## Exercise task
Output all of the data below exactly as given.

## Records to use
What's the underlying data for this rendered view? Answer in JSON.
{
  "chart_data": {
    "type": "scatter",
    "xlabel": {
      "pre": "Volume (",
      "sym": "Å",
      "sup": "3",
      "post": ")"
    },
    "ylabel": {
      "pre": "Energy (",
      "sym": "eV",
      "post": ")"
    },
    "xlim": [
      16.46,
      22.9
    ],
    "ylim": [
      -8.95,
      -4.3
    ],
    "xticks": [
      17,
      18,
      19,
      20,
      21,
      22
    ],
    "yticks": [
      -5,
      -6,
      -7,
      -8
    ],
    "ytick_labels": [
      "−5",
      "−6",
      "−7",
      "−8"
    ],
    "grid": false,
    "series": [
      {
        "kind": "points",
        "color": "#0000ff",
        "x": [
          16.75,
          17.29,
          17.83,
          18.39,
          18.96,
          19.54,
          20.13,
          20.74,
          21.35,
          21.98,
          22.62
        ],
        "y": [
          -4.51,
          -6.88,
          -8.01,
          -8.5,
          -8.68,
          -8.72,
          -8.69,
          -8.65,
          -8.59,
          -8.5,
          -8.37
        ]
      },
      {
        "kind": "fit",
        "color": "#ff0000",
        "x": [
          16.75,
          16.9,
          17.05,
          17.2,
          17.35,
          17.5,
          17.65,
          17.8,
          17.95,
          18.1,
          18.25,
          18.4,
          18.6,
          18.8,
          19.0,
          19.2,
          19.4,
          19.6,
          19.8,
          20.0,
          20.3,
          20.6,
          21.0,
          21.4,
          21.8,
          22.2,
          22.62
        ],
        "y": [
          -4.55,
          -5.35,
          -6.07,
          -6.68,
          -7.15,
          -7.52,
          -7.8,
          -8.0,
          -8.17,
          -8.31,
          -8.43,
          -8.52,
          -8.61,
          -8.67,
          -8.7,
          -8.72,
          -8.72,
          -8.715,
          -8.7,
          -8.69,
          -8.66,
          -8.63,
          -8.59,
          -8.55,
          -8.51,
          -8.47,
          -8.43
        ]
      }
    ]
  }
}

## Task output
What's the underlying data for this rendered view? Answer in JSON.
{
  "chart_data": {
    "type": "scatter",
    "xlabel": {
      "pre": "Volume (",
      "sym": "Å",
      "sup": "3",
      "post": ")"
    },
    "ylabel": {
      "pre": "Energy (",
      "sym": "eV",
      "post": ")"
    },
    "xlim": [
      16.46,
      22.9
    ],
    "ylim": [
      -8.95,
      -4.3
    ],
    "xticks": [
      17,
      18,
      19,
      20,
      21,
      22
    ],
    "yticks": [
      -5,
      -6,
      -7,
      -8
    ],
    "ytick_labels": [
      "−5",
      "−6",
      "−7",
      "−8"
    ],
    "grid": false,
    "series": [
      {
        "kind": "points",
        "color": "#0000ff",
        "x": [
          16.75,
          17.29,
          17.83,
          18.39,
          18.96,
          19.54,
          20.13,
          20.74,
          21.35,
          21.98,
          22.62
        ],
        "y": [
          -4.51,
          -6.88,
          -8.01,
          -8.5,
          -8.68,
          -8.72,
          -8.69,
          -8.65,
          -8.59,
          -8.5,
          -8.37
        ]
      },
      {
        "kind": "fit",
        "color": "#ff0000",
        "x": [
          16.75,
          16.9,
          17.05,
          17.2,
          17.35,
          17.5,
          17.65,
          17.8,
          17.95,
          18.1,
          18.25,
          18.4,
          18.6,
          18.8,
          19.0,
          19.2,
          19.4,
          19.6,
          19.8,
          20.0,
          20.3,
          20.6,
          21.0,
          21.4,
          21.8,
          22.2,
          22.62
        ],
        "y": [
          -4.55,
          -5.35,
          -6.07,
          -6.68,
          -7.15,
          -7.52,
          -7.8,
          -8.0,
          -8.17,
          -8.31,
          -8.43,
          -8.52,
          -8.61,
          -8.67,
          -8.7,
          -8.72,
          -8.72,
          -8.715,
          -8.7,
          -8.69,
          -8.66,
          -8.63,
          -8.59,
          -8.55,
          -8.51,
          -8.47,
          -8.43
        ]
      }
    ]
  }
}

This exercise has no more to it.